Stored data entries
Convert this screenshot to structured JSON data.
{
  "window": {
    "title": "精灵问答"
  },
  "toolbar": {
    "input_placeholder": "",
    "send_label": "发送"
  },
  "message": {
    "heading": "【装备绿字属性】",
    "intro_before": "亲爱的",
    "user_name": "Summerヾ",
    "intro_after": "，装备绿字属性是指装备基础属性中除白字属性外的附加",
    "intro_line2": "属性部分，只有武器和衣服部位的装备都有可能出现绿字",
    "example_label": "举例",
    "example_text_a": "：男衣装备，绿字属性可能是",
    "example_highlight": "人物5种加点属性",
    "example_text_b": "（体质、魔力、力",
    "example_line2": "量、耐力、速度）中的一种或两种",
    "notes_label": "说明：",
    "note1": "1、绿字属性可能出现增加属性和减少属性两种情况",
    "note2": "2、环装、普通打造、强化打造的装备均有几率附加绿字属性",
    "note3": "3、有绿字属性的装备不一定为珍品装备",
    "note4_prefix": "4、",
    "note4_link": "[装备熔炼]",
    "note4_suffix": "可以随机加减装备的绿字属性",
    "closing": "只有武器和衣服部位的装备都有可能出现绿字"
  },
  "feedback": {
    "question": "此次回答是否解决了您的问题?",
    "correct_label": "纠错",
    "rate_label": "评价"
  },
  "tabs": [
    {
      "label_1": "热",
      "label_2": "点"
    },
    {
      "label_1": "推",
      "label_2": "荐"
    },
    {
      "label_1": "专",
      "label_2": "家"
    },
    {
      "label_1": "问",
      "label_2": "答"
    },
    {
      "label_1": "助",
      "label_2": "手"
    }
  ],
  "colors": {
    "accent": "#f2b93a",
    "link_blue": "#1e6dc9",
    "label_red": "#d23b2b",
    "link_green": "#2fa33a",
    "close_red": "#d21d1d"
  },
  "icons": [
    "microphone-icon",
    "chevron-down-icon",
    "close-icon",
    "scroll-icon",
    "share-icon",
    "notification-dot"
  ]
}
...
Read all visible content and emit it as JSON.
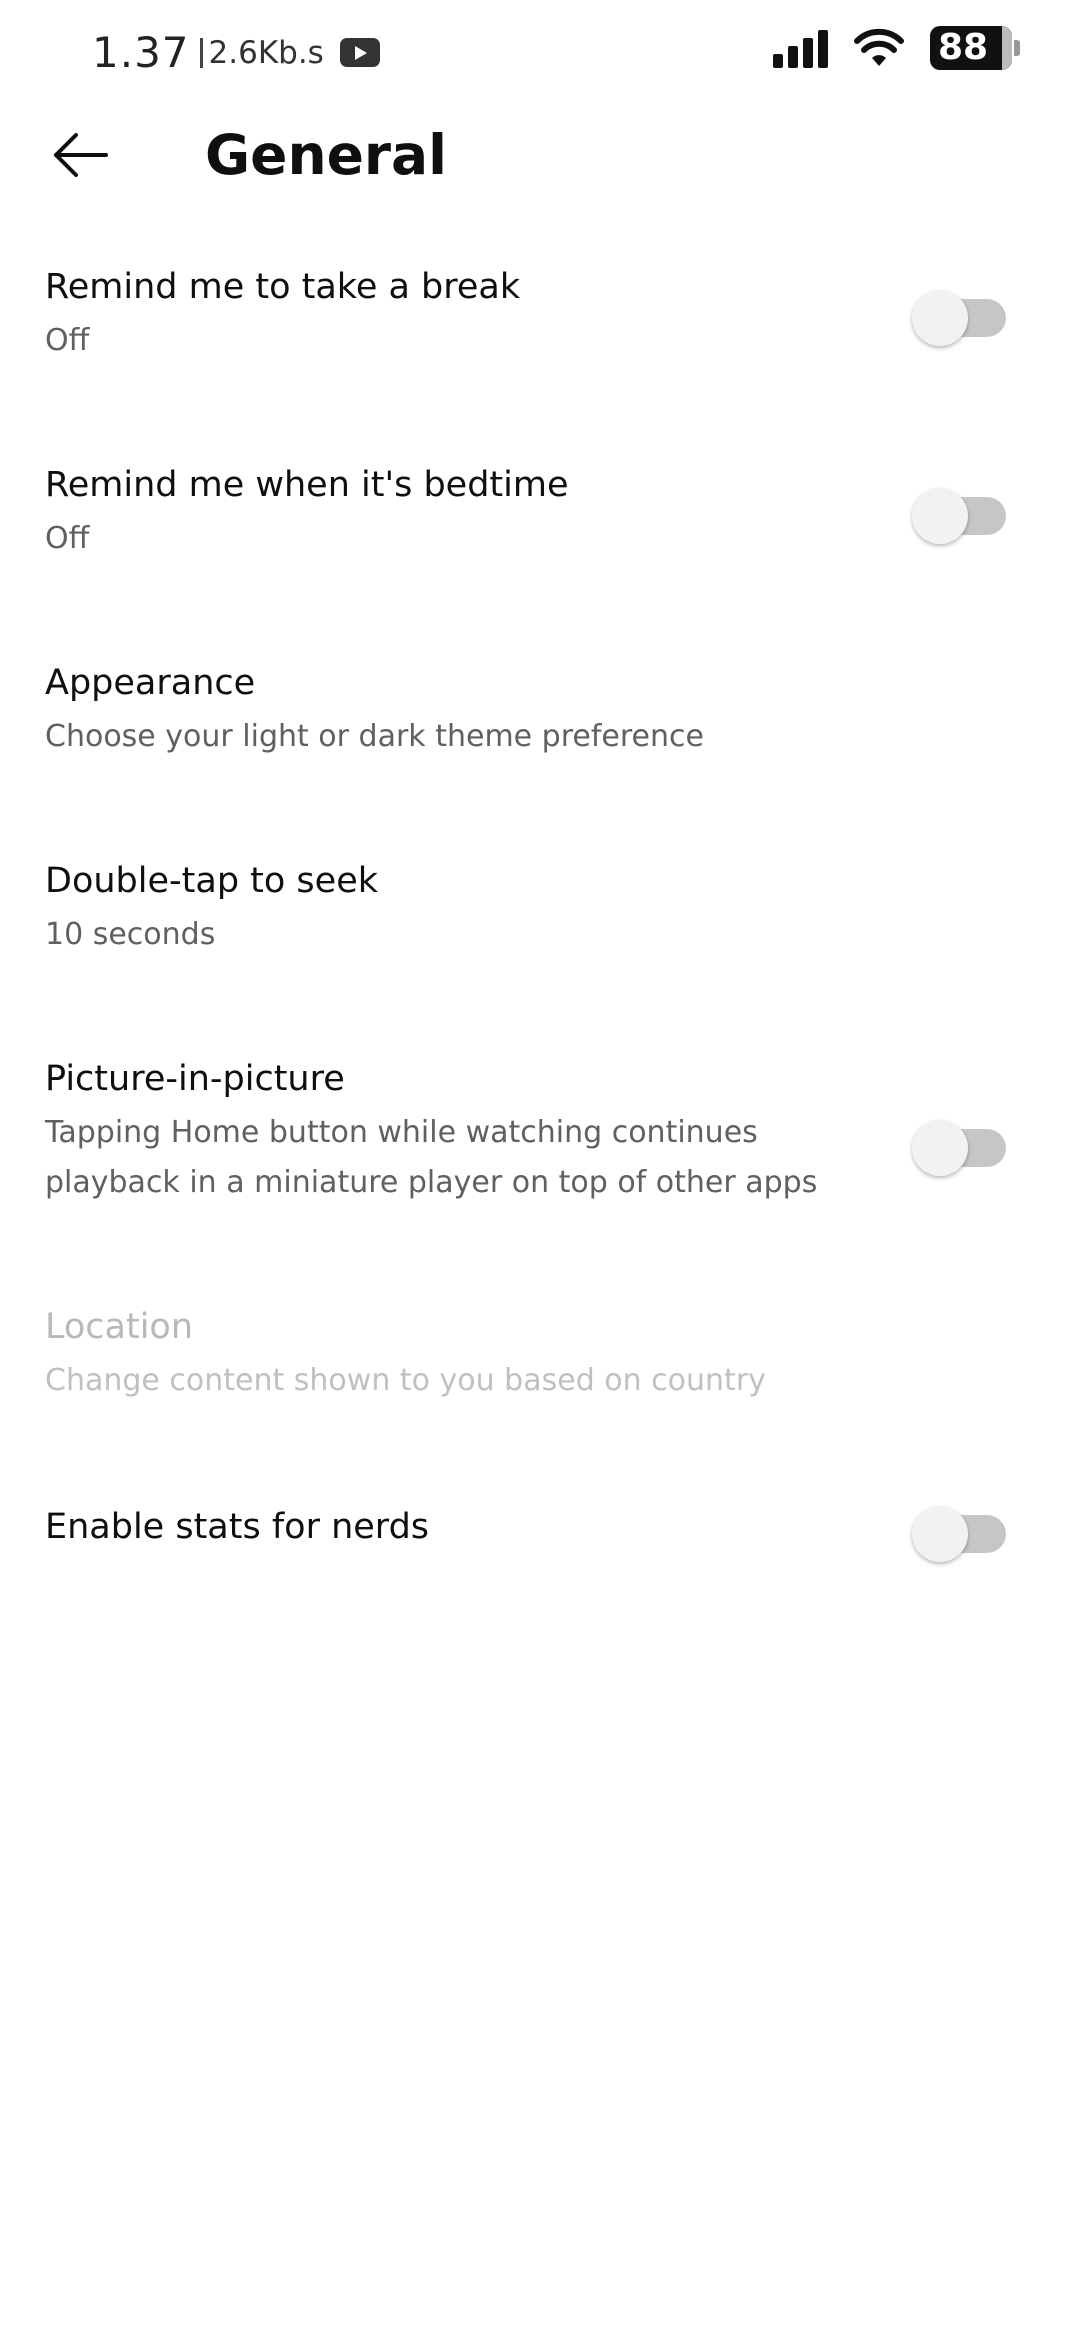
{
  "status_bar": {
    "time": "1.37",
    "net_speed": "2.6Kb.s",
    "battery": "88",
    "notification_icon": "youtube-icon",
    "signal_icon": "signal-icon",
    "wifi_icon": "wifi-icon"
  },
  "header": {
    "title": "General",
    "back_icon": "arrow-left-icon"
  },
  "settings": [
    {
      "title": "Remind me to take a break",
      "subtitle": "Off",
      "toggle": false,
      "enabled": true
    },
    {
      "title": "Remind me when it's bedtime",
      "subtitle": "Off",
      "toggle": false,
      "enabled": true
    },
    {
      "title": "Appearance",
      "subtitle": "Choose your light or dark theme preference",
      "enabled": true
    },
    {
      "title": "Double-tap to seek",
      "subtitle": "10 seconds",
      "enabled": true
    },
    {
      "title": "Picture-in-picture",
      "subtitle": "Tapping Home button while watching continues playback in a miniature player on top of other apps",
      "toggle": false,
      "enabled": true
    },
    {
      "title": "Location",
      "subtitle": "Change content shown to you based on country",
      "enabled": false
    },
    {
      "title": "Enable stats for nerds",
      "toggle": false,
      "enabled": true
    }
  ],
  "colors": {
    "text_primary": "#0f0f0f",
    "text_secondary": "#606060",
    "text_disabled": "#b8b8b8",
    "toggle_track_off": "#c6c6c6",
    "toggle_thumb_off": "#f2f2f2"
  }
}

YOUR OBJECTIVE: Pull out all lines in the data above that include "Remind".

EXERCISE RESULT:
      "title": "Remind me to take a break",
      "title": "Remind me when it's bedtime",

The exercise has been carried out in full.